» **What you are asked to do**
Output the listing below, keeping each line exactly as it stands.

++++++

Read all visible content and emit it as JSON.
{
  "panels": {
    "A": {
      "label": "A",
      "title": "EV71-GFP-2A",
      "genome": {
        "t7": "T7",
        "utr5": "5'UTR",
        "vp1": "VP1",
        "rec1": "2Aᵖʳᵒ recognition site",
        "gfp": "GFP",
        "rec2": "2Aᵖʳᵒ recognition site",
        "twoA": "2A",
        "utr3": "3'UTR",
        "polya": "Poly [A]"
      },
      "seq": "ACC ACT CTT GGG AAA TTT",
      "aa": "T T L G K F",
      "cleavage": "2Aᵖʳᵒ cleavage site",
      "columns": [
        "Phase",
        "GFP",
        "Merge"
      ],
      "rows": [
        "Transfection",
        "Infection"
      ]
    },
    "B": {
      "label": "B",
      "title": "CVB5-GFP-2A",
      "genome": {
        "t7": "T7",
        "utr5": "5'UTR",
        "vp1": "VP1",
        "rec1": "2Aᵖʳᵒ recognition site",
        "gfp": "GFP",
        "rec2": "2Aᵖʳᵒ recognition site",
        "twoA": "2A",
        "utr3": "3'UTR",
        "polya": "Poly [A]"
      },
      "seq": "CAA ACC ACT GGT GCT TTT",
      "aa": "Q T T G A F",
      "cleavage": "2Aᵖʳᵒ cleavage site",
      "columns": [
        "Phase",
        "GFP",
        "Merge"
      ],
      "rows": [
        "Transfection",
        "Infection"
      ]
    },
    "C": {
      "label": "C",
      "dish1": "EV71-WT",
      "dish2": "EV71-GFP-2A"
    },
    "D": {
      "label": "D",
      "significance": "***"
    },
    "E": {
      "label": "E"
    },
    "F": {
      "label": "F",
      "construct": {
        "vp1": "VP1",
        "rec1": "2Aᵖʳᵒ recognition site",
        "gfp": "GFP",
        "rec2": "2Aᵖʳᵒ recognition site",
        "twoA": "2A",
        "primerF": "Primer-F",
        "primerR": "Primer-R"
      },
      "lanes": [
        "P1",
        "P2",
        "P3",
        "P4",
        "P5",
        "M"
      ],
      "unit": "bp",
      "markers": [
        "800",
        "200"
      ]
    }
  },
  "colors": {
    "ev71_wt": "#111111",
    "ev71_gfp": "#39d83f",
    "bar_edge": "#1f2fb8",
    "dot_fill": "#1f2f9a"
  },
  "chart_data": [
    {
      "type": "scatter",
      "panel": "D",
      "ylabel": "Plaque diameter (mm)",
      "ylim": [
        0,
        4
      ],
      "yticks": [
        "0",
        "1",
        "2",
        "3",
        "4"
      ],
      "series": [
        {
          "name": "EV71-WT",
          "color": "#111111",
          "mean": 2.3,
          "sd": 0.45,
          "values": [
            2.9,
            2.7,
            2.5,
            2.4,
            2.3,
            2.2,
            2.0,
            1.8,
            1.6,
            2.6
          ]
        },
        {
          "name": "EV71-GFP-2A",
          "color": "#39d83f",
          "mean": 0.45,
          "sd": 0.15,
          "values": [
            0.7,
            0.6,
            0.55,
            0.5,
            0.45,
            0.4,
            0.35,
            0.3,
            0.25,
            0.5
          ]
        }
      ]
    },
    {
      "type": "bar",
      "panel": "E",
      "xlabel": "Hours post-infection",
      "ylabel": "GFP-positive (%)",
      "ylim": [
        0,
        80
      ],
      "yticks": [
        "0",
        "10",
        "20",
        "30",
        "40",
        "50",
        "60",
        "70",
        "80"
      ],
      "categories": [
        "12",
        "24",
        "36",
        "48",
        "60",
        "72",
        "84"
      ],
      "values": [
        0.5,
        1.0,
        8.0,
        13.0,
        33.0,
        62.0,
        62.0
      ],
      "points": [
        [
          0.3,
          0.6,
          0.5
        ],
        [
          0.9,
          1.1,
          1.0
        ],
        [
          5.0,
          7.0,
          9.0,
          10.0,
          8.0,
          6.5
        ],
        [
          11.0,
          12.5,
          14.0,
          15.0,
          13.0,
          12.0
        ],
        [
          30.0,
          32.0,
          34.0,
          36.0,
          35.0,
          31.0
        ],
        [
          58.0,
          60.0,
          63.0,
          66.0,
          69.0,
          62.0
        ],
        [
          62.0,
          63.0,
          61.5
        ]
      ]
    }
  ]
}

++++++

» **The completed task**
Read all visible content and emit it as JSON.
{
  "panels": {
    "A": {
      "label": "A",
      "title": "EV71-GFP-2A",
      "genome": {
        "t7": "T7",
        "utr5": "5'UTR",
        "vp1": "VP1",
        "rec1": "2Aᵖʳᵒ recognition site",
        "gfp": "GFP",
        "rec2": "2Aᵖʳᵒ recognition site",
        "twoA": "2A",
        "utr3": "3'UTR",
        "polya": "Poly [A]"
      },
      "seq": "ACC ACT CTT GGG AAA TTT",
      "aa": "T T L G K F",
      "cleavage": "2Aᵖʳᵒ cleavage site",
      "columns": [
        "Phase",
        "GFP",
        "Merge"
      ],
      "rows": [
        "Transfection",
        "Infection"
      ]
    },
    "B": {
      "label": "B",
      "title": "CVB5-GFP-2A",
      "genome": {
        "t7": "T7",
        "utr5": "5'UTR",
        "vp1": "VP1",
        "rec1": "2Aᵖʳᵒ recognition site",
        "gfp": "GFP",
        "rec2": "2Aᵖʳᵒ recognition site",
        "twoA": "2A",
        "utr3": "3'UTR",
        "polya": "Poly [A]"
      },
      "seq": "CAA ACC ACT GGT GCT TTT",
      "aa": "Q T T G A F",
      "cleavage": "2Aᵖʳᵒ cleavage site",
      "columns": [
        "Phase",
        "GFP",
        "Merge"
      ],
      "rows": [
        "Transfection",
        "Infection"
      ]
    },
    "C": {
      "label": "C",
      "dish1": "EV71-WT",
      "dish2": "EV71-GFP-2A"
    },
    "D": {
      "label": "D",
      "significance": "***"
    },
    "E": {
      "label": "E"
    },
    "F": {
      "label": "F",
      "construct": {
        "vp1": "VP1",
        "rec1": "2Aᵖʳᵒ recognition site",
        "gfp": "GFP",
        "rec2": "2Aᵖʳᵒ recognition site",
        "twoA": "2A",
        "primerF": "Primer-F",
        "primerR": "Primer-R"
      },
      "lanes": [
        "P1",
        "P2",
        "P3",
        "P4",
        "P5",
        "M"
      ],
      "unit": "bp",
      "markers": [
        "800",
        "200"
      ]
    }
  },
  "colors": {
    "ev71_wt": "#111111",
    "ev71_gfp": "#39d83f",
    "bar_edge": "#1f2fb8",
    "dot_fill": "#1f2f9a"
  },
  "chart_data": [
    {
      "type": "scatter",
      "panel": "D",
      "ylabel": "Plaque diameter (mm)",
      "ylim": [
        0,
        4
      ],
      "yticks": [
        "0",
        "1",
        "2",
        "3",
        "4"
      ],
      "series": [
        {
          "name": "EV71-WT",
          "color": "#111111",
          "mean": 2.3,
          "sd": 0.45,
          "values": [
            2.9,
            2.7,
            2.5,
            2.4,
            2.3,
            2.2,
            2.0,
            1.8,
            1.6,
            2.6
          ]
        },
        {
          "name": "EV71-GFP-2A",
          "color": "#39d83f",
          "mean": 0.45,
          "sd": 0.15,
          "values": [
            0.7,
            0.6,
            0.55,
            0.5,
            0.45,
            0.4,
            0.35,
            0.3,
            0.25,
            0.5
          ]
        }
      ]
    },
    {
      "type": "bar",
      "panel": "E",
      "xlabel": "Hours post-infection",
      "ylabel": "GFP-positive (%)",
      "ylim": [
        0,
        80
      ],
      "yticks": [
        "0",
        "10",
        "20",
        "30",
        "40",
        "50",
        "60",
        "70",
        "80"
      ],
      "categories": [
        "12",
        "24",
        "36",
        "48",
        "60",
        "72",
        "84"
      ],
      "values": [
        0.5,
        1.0,
        8.0,
        13.0,
        33.0,
        62.0,
        62.0
      ],
      "points": [
        [
          0.3,
          0.6,
          0.5
        ],
        [
          0.9,
          1.1,
          1.0
        ],
        [
          5.0,
          7.0,
          9.0,
          10.0,
          8.0,
          6.5
        ],
        [
          11.0,
          12.5,
          14.0,
          15.0,
          13.0,
          12.0
        ],
        [
          30.0,
          32.0,
          34.0,
          36.0,
          35.0,
          31.0
        ],
        [
          58.0,
          60.0,
          63.0,
          66.0,
          69.0,
          62.0
        ],
        [
          62.0,
          63.0,
          61.5
        ]
      ]
    }
  ]
}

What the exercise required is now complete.